▸ Your objective
Print the rows below verbatim, starting with the first row and stopping after the row that contains "category-label-textiles: Textiles bbox=[576, 525, 624, 541]".

▸ Task data
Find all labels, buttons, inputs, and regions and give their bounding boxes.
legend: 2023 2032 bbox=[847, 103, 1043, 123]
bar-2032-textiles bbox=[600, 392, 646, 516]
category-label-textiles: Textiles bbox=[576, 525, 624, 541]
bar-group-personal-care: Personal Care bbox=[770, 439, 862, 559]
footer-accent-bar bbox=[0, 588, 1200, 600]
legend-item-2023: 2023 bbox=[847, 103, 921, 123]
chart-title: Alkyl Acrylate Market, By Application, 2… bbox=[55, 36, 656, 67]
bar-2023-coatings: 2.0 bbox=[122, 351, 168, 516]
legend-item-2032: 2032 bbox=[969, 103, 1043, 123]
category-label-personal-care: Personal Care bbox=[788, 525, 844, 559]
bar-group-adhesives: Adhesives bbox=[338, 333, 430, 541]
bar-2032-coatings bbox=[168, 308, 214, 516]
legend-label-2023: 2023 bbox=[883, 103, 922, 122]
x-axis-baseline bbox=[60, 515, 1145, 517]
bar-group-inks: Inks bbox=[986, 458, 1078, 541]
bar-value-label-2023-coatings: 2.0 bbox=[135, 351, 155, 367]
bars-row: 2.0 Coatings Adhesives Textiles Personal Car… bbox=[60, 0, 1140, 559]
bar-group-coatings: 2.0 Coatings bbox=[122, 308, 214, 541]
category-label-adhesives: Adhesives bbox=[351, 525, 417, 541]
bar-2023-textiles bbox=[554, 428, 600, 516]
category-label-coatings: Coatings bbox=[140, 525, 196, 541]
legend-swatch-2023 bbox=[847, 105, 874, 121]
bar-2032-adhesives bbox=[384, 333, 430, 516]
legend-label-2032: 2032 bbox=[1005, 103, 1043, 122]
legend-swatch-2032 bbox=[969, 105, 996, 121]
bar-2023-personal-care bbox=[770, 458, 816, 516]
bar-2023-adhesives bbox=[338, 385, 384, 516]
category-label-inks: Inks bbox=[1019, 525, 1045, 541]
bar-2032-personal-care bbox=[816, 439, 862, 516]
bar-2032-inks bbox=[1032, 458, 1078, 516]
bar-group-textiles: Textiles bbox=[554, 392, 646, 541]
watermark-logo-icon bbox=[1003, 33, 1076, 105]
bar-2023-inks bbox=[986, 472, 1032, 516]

▸ The completed task
Find all labels, buttons, inputs, and regions and give their bounding boxes.
legend: 2023 2032 bbox=[847, 103, 1043, 123]
bar-2032-textiles bbox=[600, 392, 646, 516]
category-label-textiles: Textiles bbox=[576, 525, 624, 541]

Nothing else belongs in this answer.